• **Exercise goal**
Check each statement against the passage on open standards below. Answer yes or no for each, and quote the words from the passage that decide it. 1. Structured data should be released in formats such as JSON, CSV, and XML. 2. Open formats should fully replace proprietary formats. 3. Releasing earmark requests in ODF earns praise.

-- Selected excerpt start --

While it may not be obvious, open standards go hand-in-hand with open government. If we are asking our government to make information about itself available to the public, documents should be released in a way that everyone can access. Access to government information should not be only for the privileged few that can afford expensive commercial software needed to open files in proprietary formats. The public should be able to use any device, operating system, or software of their choosing without having to worry about what documents and data they won't be able to access.

Please note that while we advocate for the use of open document formats, it is more important to release data in appropriate formats. You won't get any praise from us for releasing earmark requests in ODF instead of a proprietary format. Structured data should always be released in programmer friendly formats such as JSON, CSV, and XML.

Additionally, open formats should be offered in addition to common proprietary formats instead of replacing them completely. We're not zealots here; proprietary document formats make sense for a large number of users. Just be kind to those of us that choose to not run the software needed to access the documents and give us an open choice.

-- Selected excerpt end --
-- Raw records start --

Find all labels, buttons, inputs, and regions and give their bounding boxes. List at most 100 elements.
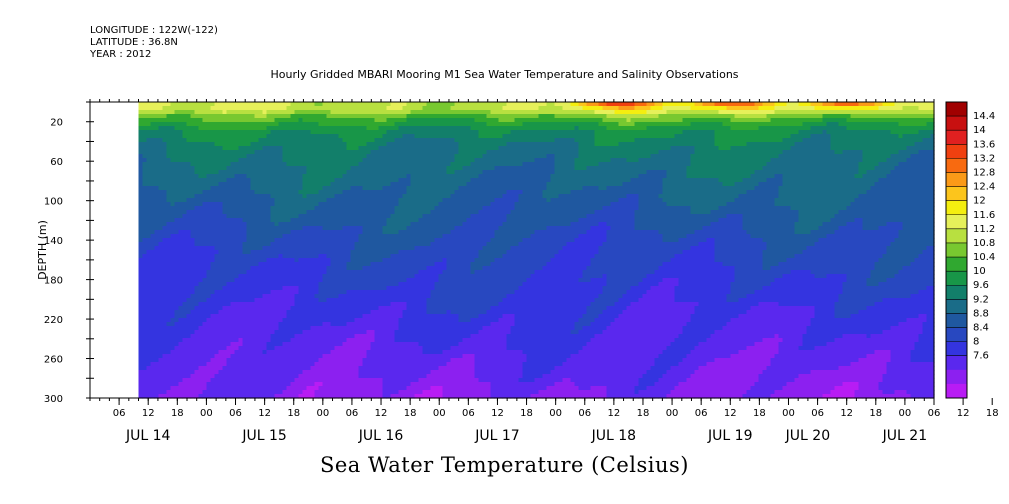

-- Raw records end --
-- Raw records start --

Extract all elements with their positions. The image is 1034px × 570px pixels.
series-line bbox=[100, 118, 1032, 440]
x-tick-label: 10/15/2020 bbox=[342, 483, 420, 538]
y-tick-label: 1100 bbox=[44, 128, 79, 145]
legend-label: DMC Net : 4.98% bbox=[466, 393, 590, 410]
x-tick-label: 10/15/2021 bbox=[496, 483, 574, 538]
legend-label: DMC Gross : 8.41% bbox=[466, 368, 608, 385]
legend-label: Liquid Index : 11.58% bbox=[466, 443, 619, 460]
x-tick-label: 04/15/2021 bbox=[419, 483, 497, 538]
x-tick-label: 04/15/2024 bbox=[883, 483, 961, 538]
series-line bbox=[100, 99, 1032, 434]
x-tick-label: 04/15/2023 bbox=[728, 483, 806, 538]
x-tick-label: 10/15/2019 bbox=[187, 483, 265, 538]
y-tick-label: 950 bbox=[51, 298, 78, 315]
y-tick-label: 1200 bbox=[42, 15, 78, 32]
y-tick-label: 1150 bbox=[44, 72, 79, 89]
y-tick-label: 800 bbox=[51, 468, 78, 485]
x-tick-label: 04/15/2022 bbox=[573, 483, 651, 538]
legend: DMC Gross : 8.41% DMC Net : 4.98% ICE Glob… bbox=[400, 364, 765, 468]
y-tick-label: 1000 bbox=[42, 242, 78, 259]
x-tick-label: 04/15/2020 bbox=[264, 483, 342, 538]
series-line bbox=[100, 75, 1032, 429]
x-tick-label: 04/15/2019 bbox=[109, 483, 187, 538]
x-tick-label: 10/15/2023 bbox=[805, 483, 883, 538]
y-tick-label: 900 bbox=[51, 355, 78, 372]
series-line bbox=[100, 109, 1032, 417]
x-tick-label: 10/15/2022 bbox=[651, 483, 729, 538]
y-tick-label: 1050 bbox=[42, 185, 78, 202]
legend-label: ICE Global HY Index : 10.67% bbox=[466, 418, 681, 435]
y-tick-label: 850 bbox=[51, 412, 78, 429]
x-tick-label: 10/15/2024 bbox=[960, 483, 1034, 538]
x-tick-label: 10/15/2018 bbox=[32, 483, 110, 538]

-- Raw records end --

• **Solution to this problem**
1. Yes: "Structured data should always be released in programmer friendly formats such as JSON, CSV, and XML."
2. No: "open formats should be offered in addition to common proprietary formats instead of replacing them completely."
3. No: "You won't get any praise from us for releasing earmark requests in ODF instead of a proprietary format."